▶ DIRECTIONS FOR THIS TASK: Set down the full listing exactly, character for character.

(Stored data entries)
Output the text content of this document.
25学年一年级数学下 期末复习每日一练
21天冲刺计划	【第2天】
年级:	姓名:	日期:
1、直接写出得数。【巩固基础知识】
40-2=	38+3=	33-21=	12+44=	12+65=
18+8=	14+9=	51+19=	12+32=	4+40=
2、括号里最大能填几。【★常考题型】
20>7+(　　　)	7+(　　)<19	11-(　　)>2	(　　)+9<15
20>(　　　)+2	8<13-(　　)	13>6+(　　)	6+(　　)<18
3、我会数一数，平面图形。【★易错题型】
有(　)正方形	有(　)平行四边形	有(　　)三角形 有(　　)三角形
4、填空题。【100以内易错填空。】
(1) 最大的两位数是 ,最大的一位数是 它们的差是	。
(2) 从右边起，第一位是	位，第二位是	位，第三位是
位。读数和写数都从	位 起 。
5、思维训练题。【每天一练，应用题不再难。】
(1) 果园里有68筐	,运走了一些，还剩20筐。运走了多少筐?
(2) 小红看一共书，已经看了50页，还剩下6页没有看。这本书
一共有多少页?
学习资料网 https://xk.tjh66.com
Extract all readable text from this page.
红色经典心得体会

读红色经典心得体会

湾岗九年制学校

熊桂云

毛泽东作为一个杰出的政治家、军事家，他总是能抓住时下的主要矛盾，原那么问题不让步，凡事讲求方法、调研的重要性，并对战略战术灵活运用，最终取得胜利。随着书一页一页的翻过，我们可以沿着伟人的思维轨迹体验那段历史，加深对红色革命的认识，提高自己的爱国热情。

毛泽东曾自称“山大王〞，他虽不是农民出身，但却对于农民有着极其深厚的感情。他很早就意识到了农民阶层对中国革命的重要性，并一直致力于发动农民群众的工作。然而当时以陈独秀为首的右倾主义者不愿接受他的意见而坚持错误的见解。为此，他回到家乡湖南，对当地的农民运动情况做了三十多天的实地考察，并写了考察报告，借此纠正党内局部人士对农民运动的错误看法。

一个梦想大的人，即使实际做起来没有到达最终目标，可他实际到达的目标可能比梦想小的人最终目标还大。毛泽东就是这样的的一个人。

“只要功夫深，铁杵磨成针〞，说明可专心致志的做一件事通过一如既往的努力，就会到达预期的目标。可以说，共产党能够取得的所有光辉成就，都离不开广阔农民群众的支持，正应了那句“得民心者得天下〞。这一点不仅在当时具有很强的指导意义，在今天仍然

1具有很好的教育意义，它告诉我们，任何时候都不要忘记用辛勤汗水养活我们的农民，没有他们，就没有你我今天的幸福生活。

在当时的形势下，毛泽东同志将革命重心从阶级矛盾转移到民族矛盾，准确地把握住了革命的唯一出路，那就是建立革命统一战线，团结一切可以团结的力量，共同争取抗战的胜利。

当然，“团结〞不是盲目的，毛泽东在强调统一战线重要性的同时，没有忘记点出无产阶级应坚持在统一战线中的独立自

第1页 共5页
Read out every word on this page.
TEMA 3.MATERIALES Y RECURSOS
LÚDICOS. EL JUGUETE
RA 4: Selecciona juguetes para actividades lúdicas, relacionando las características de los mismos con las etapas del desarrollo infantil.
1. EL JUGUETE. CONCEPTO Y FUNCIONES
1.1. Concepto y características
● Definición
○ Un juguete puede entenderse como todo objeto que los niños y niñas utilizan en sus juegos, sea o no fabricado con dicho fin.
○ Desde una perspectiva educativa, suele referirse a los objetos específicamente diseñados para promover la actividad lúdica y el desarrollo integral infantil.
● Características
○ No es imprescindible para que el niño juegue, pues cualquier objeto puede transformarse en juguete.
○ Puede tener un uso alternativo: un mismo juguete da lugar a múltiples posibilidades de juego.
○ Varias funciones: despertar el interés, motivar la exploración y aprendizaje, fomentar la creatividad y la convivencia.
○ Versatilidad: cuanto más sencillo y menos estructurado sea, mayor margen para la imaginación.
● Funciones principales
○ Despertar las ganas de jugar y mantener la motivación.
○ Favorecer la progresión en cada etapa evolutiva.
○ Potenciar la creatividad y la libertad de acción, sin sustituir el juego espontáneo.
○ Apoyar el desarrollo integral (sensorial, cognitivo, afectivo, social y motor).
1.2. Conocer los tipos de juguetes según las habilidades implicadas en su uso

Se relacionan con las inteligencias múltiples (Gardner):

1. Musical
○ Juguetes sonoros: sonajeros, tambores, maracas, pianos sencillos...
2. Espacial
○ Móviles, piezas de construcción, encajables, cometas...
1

▶ TASK RESPONSE:
Output the text content of this document.
25学年一年级数学下 期末复习每日一练
21天冲刺计划	【第2天】
年级:	姓名:	日期:
1、直接写出得数。【巩固基础知识】
40-2=	38+3=	33-21=	12+44=	12+65=
18+8=	14+9=	51+19=	12+32=	4+40=
2、括号里最大能填几。【★常考题型】
20>7+(　　　)	7+(　　)<19	11-(　　)>2	(　　)+9<15
20>(　　　)+2	8<13-(　　)	13>6+(　　)	6+(　　)<18
3、我会数一数，平面图形。【★易错题型】
有(　)正方形	有(　)平行四边形	有(　　)三角形 有(　　)三角形
4、填空题。【100以内易错填空。】
(1) 最大的两位数是 ,最大的一位数是 它们的差是	。
(2) 从右边起，第一位是	位，第二位是	位，第三位是
位。读数和写数都从	位 起 。
5、思维训练题。【每天一练，应用题不再难。】
(1) 果园里有68筐	,运走了一些，还剩20筐。运走了多少筐?
(2) 小红看一共书，已经看了50页，还剩下6页没有看。这本书
一共有多少页?
学习资料网 https://xk.tjh66.com
Extract all readable text from this page.
红色经典心得体会

读红色经典心得体会

湾岗九年制学校

熊桂云

毛泽东作为一个杰出的政治家、军事家，他总是能抓住时下的主要矛盾，原那么问题不让步，凡事讲求方法、调研的重要性，并对战略战术灵活运用，最终取得胜利。随着书一页一页的翻过，我们可以沿着伟人的思维轨迹体验那段历史，加深对红色革命的认识，提高自己的爱国热情。

毛泽东曾自称“山大王〞，他虽不是农民出身，但却对于农民有着极其深厚的感情。他很早就意识到了农民阶层对中国革命的重要性，并一直致力于发动农民群众的工作。然而当时以陈独秀为首的右倾主义者不愿接受他的意见而坚持错误的见解。为此，他回到家乡湖南，对当地的农民运动情况做了三十多天的实地考察，并写了考察报告，借此纠正党内局部人士对农民运动的错误看法。

一个梦想大的人，即使实际做起来没有到达最终目标，可他实际到达的目标可能比梦想小的人最终目标还大。毛泽东就是这样的的一个人。

“只要功夫深，铁杵磨成针〞，说明可专心致志的做一件事通过一如既往的努力，就会到达预期的目标。可以说，共产党能够取得的所有光辉成就，都离不开广阔农民群众的支持，正应了那句“得民心者得天下〞。这一点不仅在当时具有很强的指导意义，在今天仍然

1具有很好的教育意义，它告诉我们，任何时候都不要忘记用辛勤汗水养活我们的农民，没有他们，就没有你我今天的幸福生活。

在当时的形势下，毛泽东同志将革命重心从阶级矛盾转移到民族矛盾，准确地把握住了革命的唯一出路，那就是建立革命统一战线，团结一切可以团结的力量，共同争取抗战的胜利。

当然，“团结〞不是盲目的，毛泽东在强调统一战线重要性的同时，没有忘记点出无产阶级应坚持在统一战线中的独立自

第1页 共5页
Read out every word on this page.
TEMA 3.MATERIALES Y RECURSOS
LÚDICOS. EL JUGUETE
RA 4: Selecciona juguetes para actividades lúdicas, relacionando las características de los mismos con las etapas del desarrollo infantil.
1. EL JUGUETE. CONCEPTO Y FUNCIONES
1.1. Concepto y características
● Definición
○ Un juguete puede entenderse como todo objeto que los niños y niñas utilizan en sus juegos, sea o no fabricado con dicho fin.
○ Desde una perspectiva educativa, suele referirse a los objetos específicamente diseñados para promover la actividad lúdica y el desarrollo integral infantil.
● Características
○ No es imprescindible para que el niño juegue, pues cualquier objeto puede transformarse en juguete.
○ Puede tener un uso alternativo: un mismo juguete da lugar a múltiples posibilidades de juego.
○ Varias funciones: despertar el interés, motivar la exploración y aprendizaje, fomentar la creatividad y la convivencia.
○ Versatilidad: cuanto más sencillo y menos estructurado sea, mayor margen para la imaginación.
● Funciones principales
○ Despertar las ganas de jugar y mantener la motivación.
○ Favorecer la progresión en cada etapa evolutiva.
○ Potenciar la creatividad y la libertad de acción, sin sustituir el juego espontáneo.
○ Apoyar el desarrollo integral (sensorial, cognitivo, afectivo, social y motor).
1.2. Conocer los tipos de juguetes según las habilidades implicadas en su uso

Se relacionan con las inteligencias múltiples (Gardner):

1. Musical
○ Juguetes sonoros: sonajeros, tambores, maracas, pianos sencillos...
2. Espacial
○ Móviles, piezas de construcción, encajables, cometas...
1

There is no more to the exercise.